RECORDED INFORMATION:
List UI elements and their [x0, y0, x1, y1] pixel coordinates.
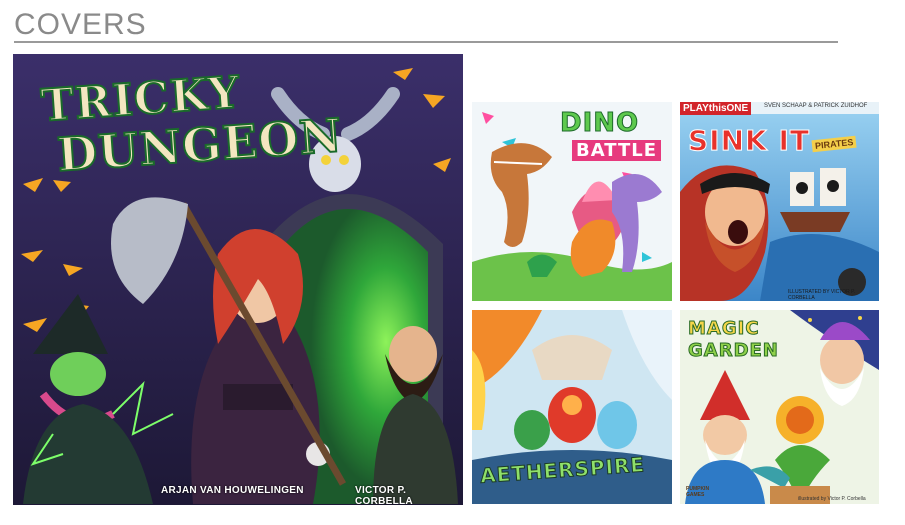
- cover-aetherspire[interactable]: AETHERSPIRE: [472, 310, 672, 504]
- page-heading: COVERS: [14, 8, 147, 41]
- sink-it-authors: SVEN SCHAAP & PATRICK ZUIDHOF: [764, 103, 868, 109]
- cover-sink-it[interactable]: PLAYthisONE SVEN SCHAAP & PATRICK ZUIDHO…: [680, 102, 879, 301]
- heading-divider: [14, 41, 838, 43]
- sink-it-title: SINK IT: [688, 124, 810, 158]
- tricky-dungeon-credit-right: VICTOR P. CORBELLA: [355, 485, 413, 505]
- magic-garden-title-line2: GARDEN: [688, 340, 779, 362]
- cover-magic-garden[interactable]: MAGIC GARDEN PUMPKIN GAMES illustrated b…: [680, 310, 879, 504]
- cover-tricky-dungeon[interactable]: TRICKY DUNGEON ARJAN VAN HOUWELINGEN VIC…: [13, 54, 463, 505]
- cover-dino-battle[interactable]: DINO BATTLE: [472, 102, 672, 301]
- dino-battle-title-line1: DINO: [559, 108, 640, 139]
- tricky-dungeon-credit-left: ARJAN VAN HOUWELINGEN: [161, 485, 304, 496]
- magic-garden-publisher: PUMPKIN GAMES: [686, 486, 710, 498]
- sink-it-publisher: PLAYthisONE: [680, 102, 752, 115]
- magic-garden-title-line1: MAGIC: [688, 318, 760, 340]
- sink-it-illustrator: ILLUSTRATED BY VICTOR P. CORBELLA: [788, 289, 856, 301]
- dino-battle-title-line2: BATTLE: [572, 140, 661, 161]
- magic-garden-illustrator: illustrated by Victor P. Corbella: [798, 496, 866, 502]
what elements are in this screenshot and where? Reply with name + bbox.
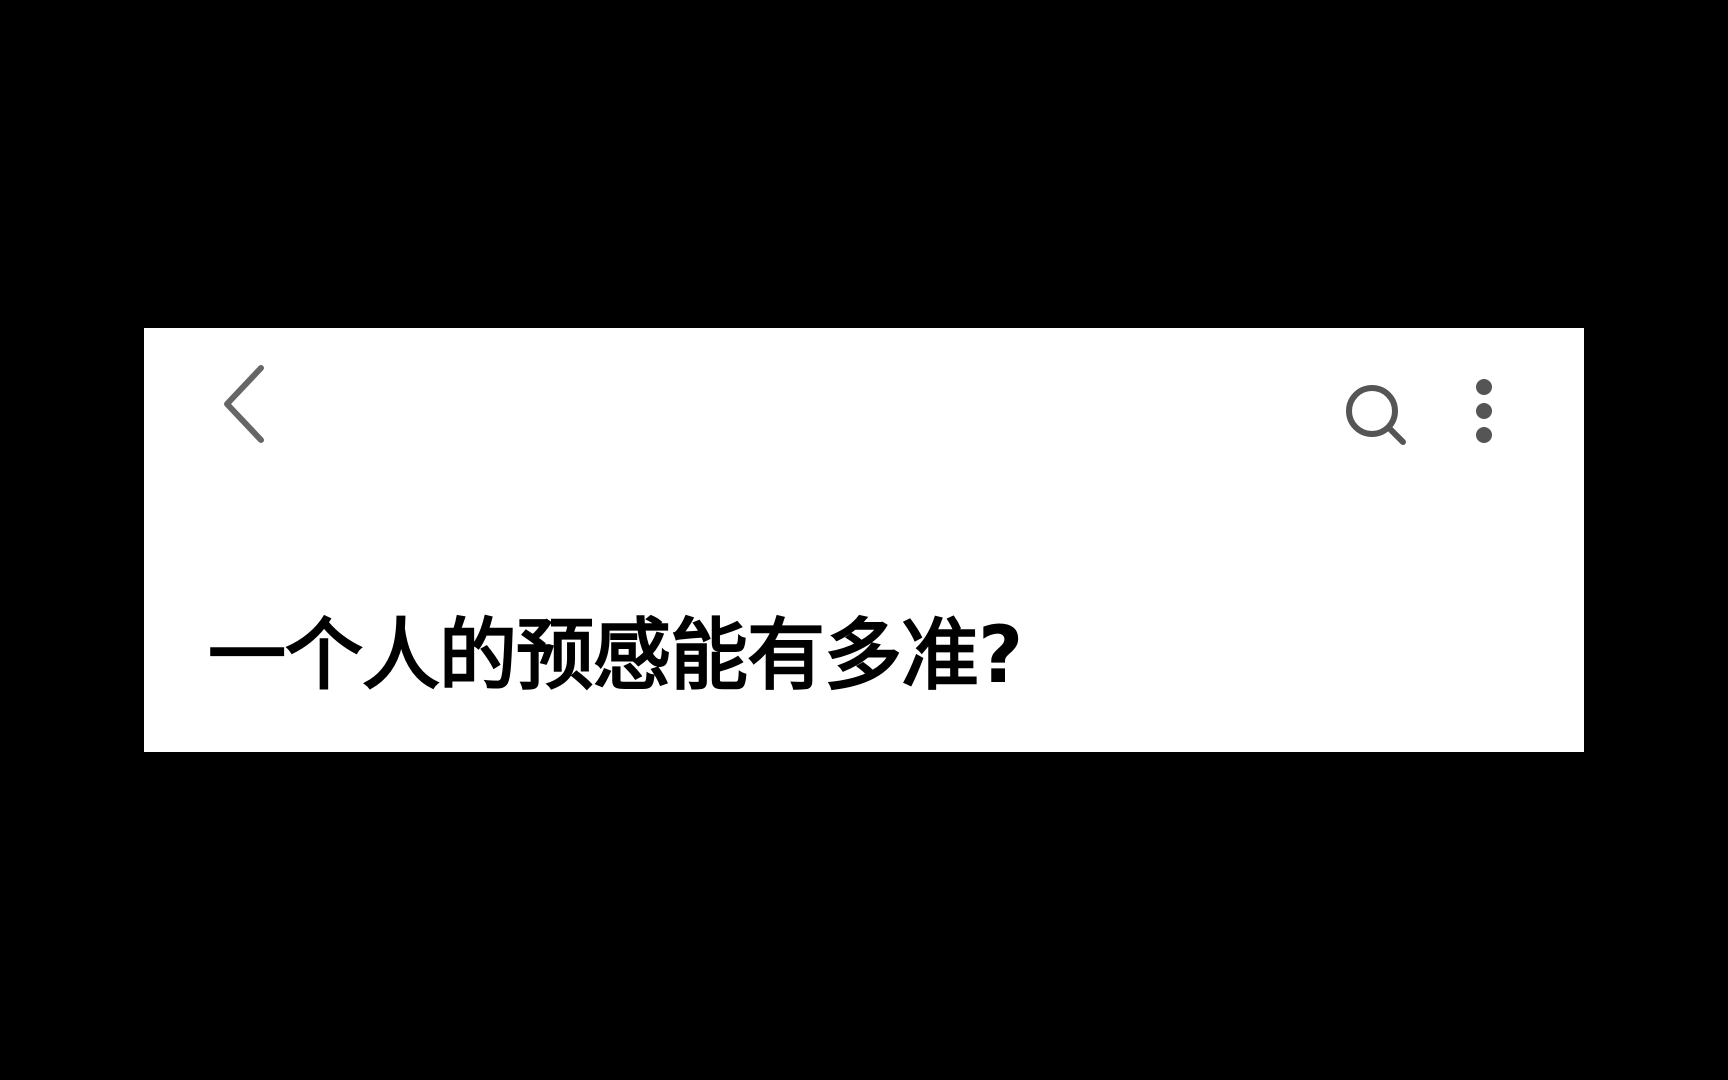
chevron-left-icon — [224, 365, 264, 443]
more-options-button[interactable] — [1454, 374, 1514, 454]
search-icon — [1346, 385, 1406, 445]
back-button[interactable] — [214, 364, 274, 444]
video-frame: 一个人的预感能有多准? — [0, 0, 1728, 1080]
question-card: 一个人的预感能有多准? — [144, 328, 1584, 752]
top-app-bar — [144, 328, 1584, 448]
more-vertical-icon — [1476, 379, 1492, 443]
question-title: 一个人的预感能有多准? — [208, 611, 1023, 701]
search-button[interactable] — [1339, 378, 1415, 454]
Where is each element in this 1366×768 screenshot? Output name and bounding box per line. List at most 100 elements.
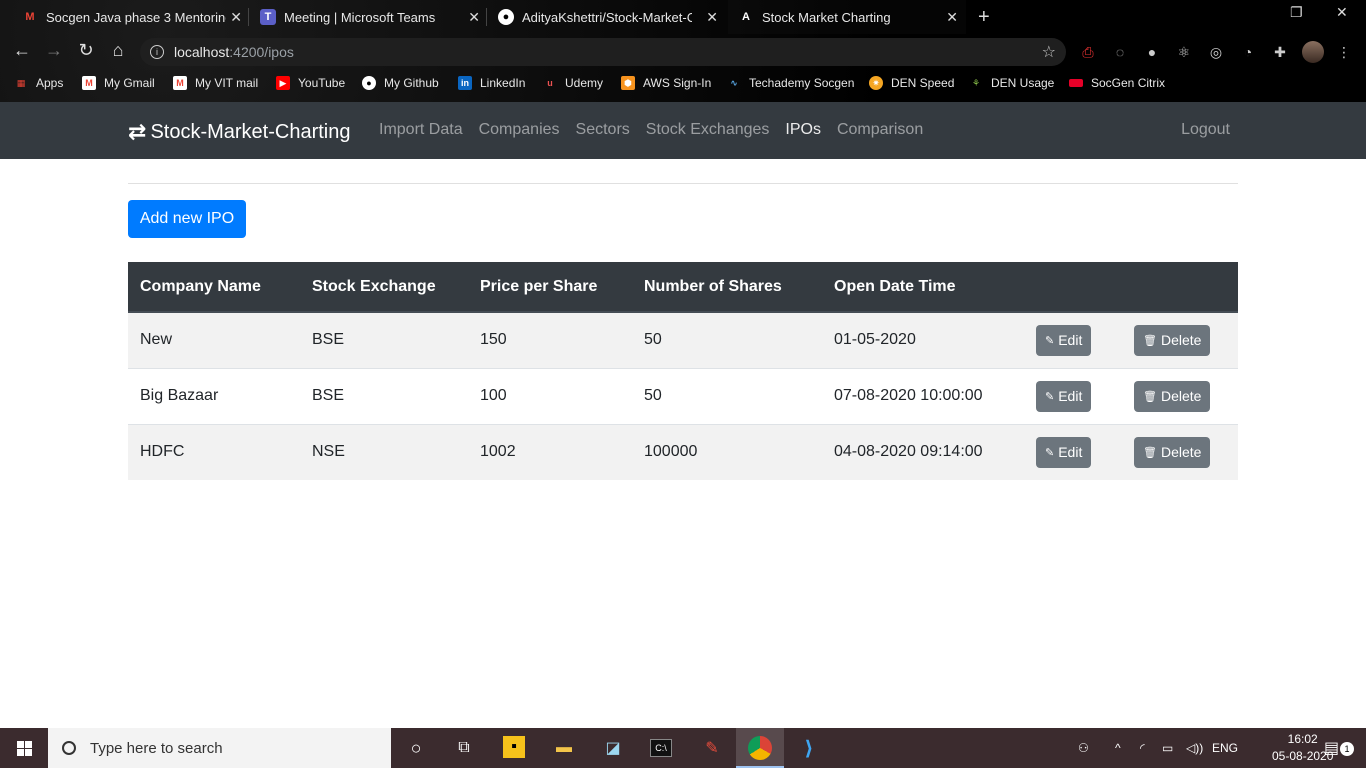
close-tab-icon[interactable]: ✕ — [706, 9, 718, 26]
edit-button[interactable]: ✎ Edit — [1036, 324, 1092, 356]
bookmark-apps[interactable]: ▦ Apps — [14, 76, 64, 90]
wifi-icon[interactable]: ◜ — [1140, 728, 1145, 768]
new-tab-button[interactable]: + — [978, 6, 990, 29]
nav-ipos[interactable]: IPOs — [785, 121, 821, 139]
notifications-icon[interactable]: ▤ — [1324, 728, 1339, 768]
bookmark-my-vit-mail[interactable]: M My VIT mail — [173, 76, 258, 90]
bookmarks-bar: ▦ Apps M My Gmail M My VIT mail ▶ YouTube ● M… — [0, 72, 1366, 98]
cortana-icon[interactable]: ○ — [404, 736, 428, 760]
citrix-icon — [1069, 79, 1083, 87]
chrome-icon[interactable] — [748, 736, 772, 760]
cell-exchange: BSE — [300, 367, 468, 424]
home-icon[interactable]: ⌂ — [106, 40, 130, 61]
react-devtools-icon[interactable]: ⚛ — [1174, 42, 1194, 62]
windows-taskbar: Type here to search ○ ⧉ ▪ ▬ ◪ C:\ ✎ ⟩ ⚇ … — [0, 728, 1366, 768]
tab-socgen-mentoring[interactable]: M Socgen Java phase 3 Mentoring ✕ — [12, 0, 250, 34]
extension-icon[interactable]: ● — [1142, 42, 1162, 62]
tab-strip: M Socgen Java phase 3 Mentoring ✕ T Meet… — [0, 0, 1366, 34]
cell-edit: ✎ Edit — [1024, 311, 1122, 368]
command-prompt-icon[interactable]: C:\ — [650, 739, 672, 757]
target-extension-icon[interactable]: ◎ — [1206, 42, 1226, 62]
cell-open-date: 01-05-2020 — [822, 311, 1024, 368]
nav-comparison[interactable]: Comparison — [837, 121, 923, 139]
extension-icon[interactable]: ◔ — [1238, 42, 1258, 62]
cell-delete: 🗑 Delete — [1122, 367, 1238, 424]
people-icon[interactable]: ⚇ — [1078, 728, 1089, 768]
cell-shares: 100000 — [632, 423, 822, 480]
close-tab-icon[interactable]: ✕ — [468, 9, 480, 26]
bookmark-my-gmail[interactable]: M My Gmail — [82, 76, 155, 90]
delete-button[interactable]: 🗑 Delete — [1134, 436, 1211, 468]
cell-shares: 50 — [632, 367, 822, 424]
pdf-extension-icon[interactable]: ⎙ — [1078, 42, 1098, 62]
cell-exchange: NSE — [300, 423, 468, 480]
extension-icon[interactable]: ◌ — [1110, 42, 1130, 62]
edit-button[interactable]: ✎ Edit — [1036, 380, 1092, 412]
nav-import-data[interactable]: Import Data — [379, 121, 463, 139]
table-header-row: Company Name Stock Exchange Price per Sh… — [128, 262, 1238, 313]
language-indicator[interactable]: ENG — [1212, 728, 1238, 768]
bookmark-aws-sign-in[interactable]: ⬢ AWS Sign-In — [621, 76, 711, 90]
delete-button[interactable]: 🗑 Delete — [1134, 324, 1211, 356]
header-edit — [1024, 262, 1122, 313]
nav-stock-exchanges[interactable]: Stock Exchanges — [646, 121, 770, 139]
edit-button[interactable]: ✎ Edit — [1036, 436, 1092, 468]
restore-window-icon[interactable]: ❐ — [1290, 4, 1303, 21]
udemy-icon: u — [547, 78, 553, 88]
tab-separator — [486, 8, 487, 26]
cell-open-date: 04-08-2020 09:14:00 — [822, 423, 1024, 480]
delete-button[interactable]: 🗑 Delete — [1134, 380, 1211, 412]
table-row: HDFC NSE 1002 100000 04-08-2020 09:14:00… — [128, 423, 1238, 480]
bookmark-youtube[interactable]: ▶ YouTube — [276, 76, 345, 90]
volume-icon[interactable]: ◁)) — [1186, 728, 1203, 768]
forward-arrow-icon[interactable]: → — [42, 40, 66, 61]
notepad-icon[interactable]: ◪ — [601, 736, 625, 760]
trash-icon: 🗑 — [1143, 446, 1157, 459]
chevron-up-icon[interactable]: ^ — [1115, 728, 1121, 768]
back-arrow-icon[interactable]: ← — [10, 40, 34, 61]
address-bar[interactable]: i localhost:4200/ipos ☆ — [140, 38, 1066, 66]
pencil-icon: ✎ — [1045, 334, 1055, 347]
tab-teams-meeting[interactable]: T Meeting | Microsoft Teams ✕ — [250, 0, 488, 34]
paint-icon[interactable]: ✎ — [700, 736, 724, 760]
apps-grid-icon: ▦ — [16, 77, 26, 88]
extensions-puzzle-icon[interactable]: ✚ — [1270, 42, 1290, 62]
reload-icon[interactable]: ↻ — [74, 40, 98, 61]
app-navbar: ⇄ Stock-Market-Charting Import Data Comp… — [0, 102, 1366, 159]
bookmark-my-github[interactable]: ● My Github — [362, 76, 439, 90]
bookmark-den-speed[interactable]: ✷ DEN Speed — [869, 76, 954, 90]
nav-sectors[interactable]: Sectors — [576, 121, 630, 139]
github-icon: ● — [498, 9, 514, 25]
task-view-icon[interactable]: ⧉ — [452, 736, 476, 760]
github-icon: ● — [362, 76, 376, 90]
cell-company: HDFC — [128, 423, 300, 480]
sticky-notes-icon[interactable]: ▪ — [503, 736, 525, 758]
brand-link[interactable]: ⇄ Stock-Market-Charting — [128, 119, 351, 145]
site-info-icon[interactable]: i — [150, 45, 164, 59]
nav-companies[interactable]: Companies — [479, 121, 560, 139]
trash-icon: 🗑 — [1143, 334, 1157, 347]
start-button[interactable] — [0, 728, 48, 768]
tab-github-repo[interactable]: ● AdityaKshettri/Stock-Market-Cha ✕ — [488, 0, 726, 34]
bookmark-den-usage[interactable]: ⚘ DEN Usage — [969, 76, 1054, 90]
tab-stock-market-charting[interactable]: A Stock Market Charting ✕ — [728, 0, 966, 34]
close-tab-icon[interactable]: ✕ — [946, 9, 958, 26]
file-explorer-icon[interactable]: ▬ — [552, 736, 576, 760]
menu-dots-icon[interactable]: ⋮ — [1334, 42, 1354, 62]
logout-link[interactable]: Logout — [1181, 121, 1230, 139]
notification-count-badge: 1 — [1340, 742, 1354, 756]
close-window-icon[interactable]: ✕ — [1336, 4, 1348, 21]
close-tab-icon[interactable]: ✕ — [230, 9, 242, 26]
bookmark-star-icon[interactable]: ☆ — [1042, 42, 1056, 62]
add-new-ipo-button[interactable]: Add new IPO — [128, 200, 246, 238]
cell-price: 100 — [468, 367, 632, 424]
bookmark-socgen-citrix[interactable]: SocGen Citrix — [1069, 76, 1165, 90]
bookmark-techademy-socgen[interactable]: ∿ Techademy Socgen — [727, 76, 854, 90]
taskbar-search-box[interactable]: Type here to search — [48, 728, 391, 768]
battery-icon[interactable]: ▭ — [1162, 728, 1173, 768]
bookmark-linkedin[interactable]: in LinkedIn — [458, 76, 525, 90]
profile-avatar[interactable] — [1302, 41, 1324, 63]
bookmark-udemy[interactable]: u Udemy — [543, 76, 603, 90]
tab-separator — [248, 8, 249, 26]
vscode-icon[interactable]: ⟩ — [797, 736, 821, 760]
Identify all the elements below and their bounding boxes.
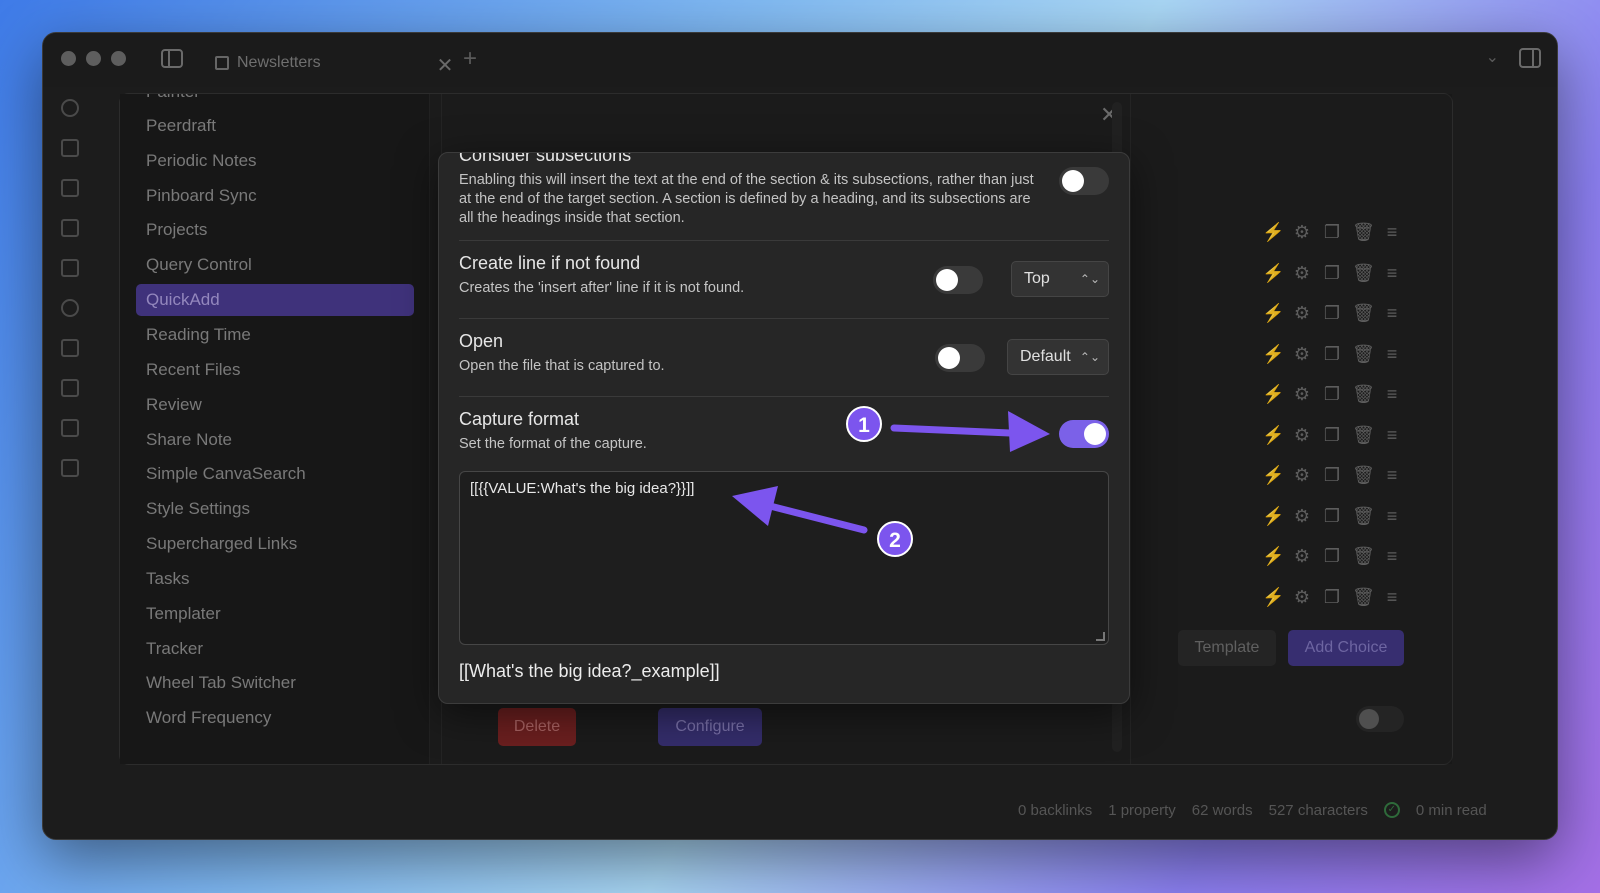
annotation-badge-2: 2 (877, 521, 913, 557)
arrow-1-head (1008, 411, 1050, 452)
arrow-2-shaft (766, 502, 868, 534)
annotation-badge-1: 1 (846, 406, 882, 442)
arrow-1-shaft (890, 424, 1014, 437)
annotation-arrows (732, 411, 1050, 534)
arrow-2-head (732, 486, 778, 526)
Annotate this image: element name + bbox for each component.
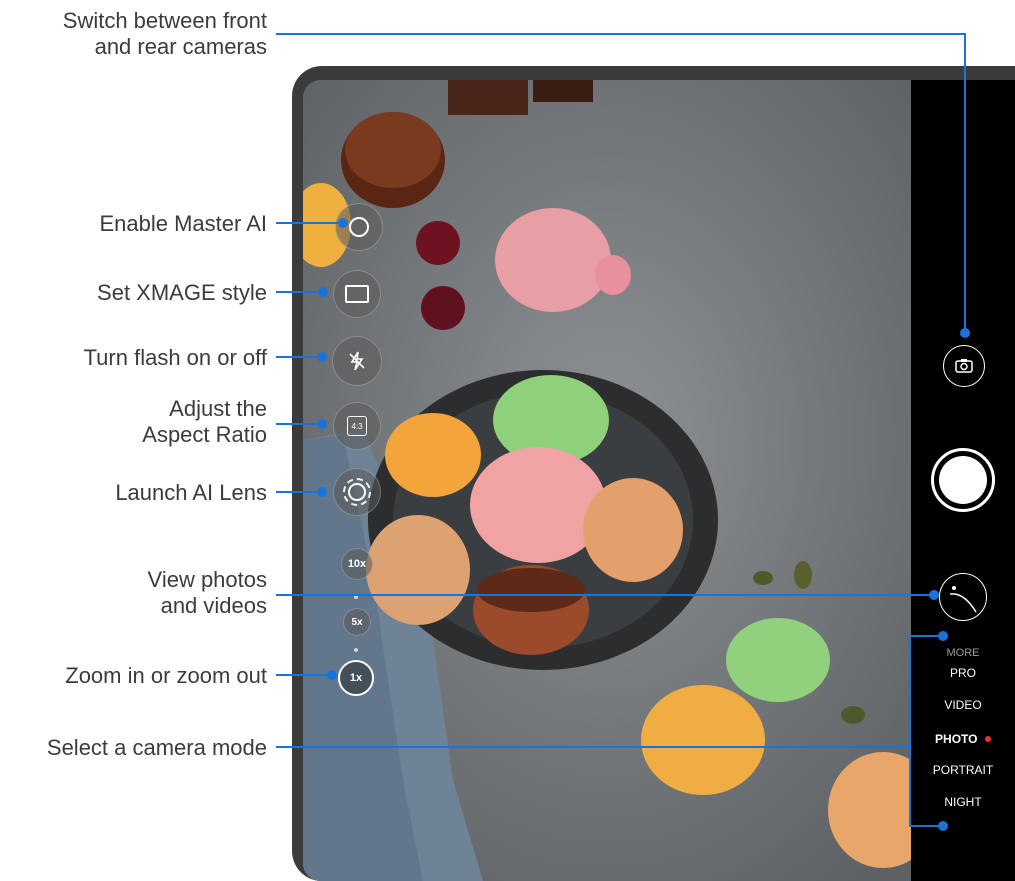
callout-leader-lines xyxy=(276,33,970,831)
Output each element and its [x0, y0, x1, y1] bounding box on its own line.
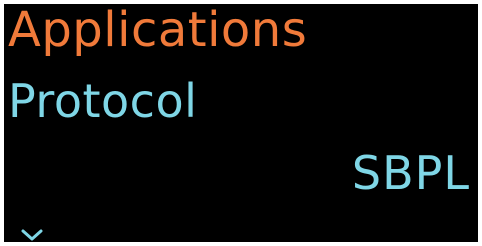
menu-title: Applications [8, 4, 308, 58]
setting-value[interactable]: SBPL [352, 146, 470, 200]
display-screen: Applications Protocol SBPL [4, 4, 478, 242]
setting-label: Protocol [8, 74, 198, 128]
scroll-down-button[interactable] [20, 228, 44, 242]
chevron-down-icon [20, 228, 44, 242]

AIM: Copy the lines from the one with "annotation-badge-2: 2 (877, 521, 913, 557)" up to and including the one with "Output each element", word for word, and leave out the pictures.

RESPONSE BELOW:
annotation-badge-2: 2 (877, 521, 913, 557)
arrow-1-head (1008, 411, 1050, 452)
arrow-2-shaft (766, 502, 868, 534)
annotation-badge-1: 1 (846, 406, 882, 442)
arrow-1-shaft (890, 424, 1014, 437)
annotation-arrows (732, 411, 1050, 534)
arrow-2-head (732, 486, 778, 526)
Annotate this image: element name + bbox for each component.
callout-leader-lines xyxy=(276,33,970,831)
Output each element and its [x0, y0, x1, y1] bounding box on its own line.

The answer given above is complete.